• [EXTRAIT]
------------------------------------------------

Parole recueillie et mise en récit par Vincent

Arriver jusqu’à moi, ça peut être difficile
Je suis conseiller en insertion professionnelle à Pôle Emploi, maintenant France Travail. Je suis entré à l’ANPE… il y a longtemps. En ce moment, je suis détaché sur une mission qu’on appelle “Accompagnement global“, financée par le Fonds Social Européen (FSE1). La structure dédiée à cet accompagnement global est un service social de la Mairie. L’idée, c’est de faire revenir au travail des personnes qui sont suivies par les services sociaux. Ces personnes sont très éloignées de l’emploi. Avant de les accompagner vers le retour au travail, il faut les aider à régler des difficultés plus immédiates : où dormir, comment se soigner, comment faire garder un enfant… qui sont des obstacles bien réels à une recherche d’emploi.
Mon bureau se trouve dans des locaux des services sociaux de la Mairie. Mais là, je suis le seul conseiller en insertion professionnelle. J’ai des collègues qui font la même chose ailleurs, qui aident un public différent, par exemple des allocataires du RSA, ce qui n’est pas mon cas. Pour nous, les salariés, les raisons de ce découpage sont difficilement compréhensibles. Pour les bénéficiaires aussi, c’est compliqué. D’abord, ils doivent me trouver. Ce n’est pas rare qu’ils loupent le rendez-vous, si je ne les appelle pas pour leur dire que je suis sur un site spécifique, où ils n’ont pas l’habitude de venir.

------------------------------------------------

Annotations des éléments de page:

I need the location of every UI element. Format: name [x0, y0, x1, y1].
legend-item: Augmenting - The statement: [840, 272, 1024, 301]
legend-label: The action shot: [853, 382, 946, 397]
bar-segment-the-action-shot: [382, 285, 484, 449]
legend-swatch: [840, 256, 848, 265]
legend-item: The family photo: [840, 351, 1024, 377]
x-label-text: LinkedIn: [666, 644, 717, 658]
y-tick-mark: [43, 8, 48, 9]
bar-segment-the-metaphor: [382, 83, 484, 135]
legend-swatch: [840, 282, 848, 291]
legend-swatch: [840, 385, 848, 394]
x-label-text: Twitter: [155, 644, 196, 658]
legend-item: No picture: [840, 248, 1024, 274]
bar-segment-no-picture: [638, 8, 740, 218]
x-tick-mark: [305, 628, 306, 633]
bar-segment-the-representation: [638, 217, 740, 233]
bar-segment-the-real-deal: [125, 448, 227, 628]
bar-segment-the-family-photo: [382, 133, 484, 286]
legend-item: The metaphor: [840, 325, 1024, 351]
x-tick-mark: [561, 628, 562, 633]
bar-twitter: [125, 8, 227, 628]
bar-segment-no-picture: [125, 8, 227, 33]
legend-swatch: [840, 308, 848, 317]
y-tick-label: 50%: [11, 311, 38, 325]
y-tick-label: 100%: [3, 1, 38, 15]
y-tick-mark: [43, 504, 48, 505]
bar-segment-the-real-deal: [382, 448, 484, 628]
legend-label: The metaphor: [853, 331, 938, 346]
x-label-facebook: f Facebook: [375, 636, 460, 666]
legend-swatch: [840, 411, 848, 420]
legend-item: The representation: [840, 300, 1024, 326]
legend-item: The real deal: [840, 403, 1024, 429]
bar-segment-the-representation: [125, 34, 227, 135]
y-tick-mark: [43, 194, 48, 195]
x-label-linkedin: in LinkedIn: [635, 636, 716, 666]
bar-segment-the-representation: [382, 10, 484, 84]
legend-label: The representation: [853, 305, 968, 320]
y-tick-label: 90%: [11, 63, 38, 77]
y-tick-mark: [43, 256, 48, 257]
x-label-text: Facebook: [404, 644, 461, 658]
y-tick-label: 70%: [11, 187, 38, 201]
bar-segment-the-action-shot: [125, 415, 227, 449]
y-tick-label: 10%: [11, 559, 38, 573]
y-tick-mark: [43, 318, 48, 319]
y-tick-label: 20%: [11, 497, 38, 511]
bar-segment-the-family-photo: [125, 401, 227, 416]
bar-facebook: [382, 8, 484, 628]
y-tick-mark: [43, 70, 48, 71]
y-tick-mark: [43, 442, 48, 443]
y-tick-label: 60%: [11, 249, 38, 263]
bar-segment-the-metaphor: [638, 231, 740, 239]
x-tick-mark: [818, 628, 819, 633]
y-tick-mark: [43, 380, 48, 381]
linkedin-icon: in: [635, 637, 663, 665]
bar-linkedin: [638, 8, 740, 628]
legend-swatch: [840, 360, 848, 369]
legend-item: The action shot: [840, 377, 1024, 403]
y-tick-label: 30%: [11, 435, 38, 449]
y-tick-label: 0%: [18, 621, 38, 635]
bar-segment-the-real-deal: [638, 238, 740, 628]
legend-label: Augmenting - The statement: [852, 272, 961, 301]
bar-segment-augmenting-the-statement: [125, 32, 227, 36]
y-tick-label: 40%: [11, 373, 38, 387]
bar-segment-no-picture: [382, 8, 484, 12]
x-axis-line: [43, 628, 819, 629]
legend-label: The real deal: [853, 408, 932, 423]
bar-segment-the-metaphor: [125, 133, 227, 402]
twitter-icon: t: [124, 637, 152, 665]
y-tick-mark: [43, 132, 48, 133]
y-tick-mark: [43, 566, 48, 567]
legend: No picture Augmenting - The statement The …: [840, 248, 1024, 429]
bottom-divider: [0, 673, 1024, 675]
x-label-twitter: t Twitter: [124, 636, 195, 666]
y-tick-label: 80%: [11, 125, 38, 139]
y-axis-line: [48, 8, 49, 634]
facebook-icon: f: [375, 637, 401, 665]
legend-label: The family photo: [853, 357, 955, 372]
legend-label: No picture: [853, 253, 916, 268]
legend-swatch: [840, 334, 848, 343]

------------------------------------------------

• [OBJECTIF DE L'EXERCICE] Recopiez l'extrait sur le travail de conseiller en insertion professionnelle dans son intégralité, sans rien y changer. Les lignes ci-dessus constituent un matériau distinct de l'extrait.

• [RÉPONSE FINALE]
Parole recueillie et mise en récit par Vincent

Arriver jusqu’à moi, ça peut être difficile
Je suis conseiller en insertion professionnelle à Pôle Emploi, maintenant France Travail. Je suis entré à l’ANPE… il y a longtemps. En ce moment, je suis détaché sur une mission qu’on appelle “Accompagnement global“, financée par le Fonds Social Européen (FSE1). La structure dédiée à cet accompagnement global est un service social de la Mairie. L’idée, c’est de faire revenir au travail des personnes qui sont suivies par les services sociaux. Ces personnes sont très éloignées de l’emploi. Avant de les accompagner vers le retour au travail, il faut les aider à régler des difficultés plus immédiates : où dormir, comment se soigner, comment faire garder un enfant… qui sont des obstacles bien réels à une recherche d’emploi.
Mon bureau se trouve dans des locaux des services sociaux de la Mairie. Mais là, je suis le seul conseiller en insertion professionnelle. J’ai des collègues qui font la même chose ailleurs, qui aident un public différent, par exemple des allocataires du RSA, ce qui n’est pas mon cas. Pour nous, les salariés, les raisons de ce découpage sont difficilement compréhensibles. Pour les bénéficiaires aussi, c’est compliqué. D’abord, ils doivent me trouver. Ce n’est pas rare qu’ils loupent le rendez-vous, si je ne les appelle pas pour leur dire que je suis sur un site spécifique, où ils n’ont pas l’habitude de venir.